──────── Listed entries
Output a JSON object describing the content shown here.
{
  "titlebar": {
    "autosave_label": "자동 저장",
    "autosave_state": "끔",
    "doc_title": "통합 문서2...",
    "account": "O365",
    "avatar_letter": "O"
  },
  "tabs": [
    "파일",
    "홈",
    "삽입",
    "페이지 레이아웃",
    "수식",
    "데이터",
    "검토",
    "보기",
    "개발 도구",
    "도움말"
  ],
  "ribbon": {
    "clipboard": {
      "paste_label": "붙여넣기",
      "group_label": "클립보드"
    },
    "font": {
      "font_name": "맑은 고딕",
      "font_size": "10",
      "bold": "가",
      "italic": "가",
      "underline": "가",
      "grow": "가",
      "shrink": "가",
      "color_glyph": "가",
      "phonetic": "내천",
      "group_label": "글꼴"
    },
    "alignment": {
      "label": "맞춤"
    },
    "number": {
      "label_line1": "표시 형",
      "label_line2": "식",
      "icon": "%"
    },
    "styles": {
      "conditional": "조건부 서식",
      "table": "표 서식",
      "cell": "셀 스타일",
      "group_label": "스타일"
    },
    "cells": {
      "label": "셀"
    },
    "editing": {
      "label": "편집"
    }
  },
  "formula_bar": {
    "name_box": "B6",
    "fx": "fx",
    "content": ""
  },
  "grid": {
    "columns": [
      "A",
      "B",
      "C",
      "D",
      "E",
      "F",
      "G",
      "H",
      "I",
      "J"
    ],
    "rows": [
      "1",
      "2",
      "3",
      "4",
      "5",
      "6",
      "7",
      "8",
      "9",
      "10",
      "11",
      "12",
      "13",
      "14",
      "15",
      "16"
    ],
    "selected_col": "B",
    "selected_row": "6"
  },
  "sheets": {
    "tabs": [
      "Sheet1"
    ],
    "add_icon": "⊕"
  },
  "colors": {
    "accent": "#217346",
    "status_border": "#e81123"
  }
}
────────────────
- **Problem to work on**
Repeat every line of the records above exactly.

- **Final result**
Output a JSON object describing the content shown here.
{
  "titlebar": {
    "autosave_label": "자동 저장",
    "autosave_state": "끔",
    "doc_title": "통합 문서2...",
    "account": "O365",
    "avatar_letter": "O"
  },
  "tabs": [
    "파일",
    "홈",
    "삽입",
    "페이지 레이아웃",
    "수식",
    "데이터",
    "검토",
    "보기",
    "개발 도구",
    "도움말"
  ],
  "ribbon": {
    "clipboard": {
      "paste_label": "붙여넣기",
      "group_label": "클립보드"
    },
    "font": {
      "font_name": "맑은 고딕",
      "font_size": "10",
      "bold": "가",
      "italic": "가",
      "underline": "가",
      "grow": "가",
      "shrink": "가",
      "color_glyph": "가",
      "phonetic": "내천",
      "group_label": "글꼴"
    },
    "alignment": {
      "label": "맞춤"
    },
    "number": {
      "label_line1": "표시 형",
      "label_line2": "식",
      "icon": "%"
    },
    "styles": {
      "conditional": "조건부 서식",
      "table": "표 서식",
      "cell": "셀 스타일",
      "group_label": "스타일"
    },
    "cells": {
      "label": "셀"
    },
    "editing": {
      "label": "편집"
    }
  },
  "formula_bar": {
    "name_box": "B6",
    "fx": "fx",
    "content": ""
  },
  "grid": {
    "columns": [
      "A",
      "B",
      "C",
      "D",
      "E",
      "F",
      "G",
      "H",
      "I",
      "J"
    ],
    "rows": [
      "1",
      "2",
      "3",
      "4",
      "5",
      "6",
      "7",
      "8",
      "9",
      "10",
      "11",
      "12",
      "13",
      "14",
      "15",
      "16"
    ],
    "selected_col": "B",
    "selected_row": "6"
  },
  "sheets": {
    "tabs": [
      "Sheet1"
    ],
    "add_icon": "⊕"
  },
  "colors": {
    "accent": "#217346",
    "status_border": "#e81123"
  }
}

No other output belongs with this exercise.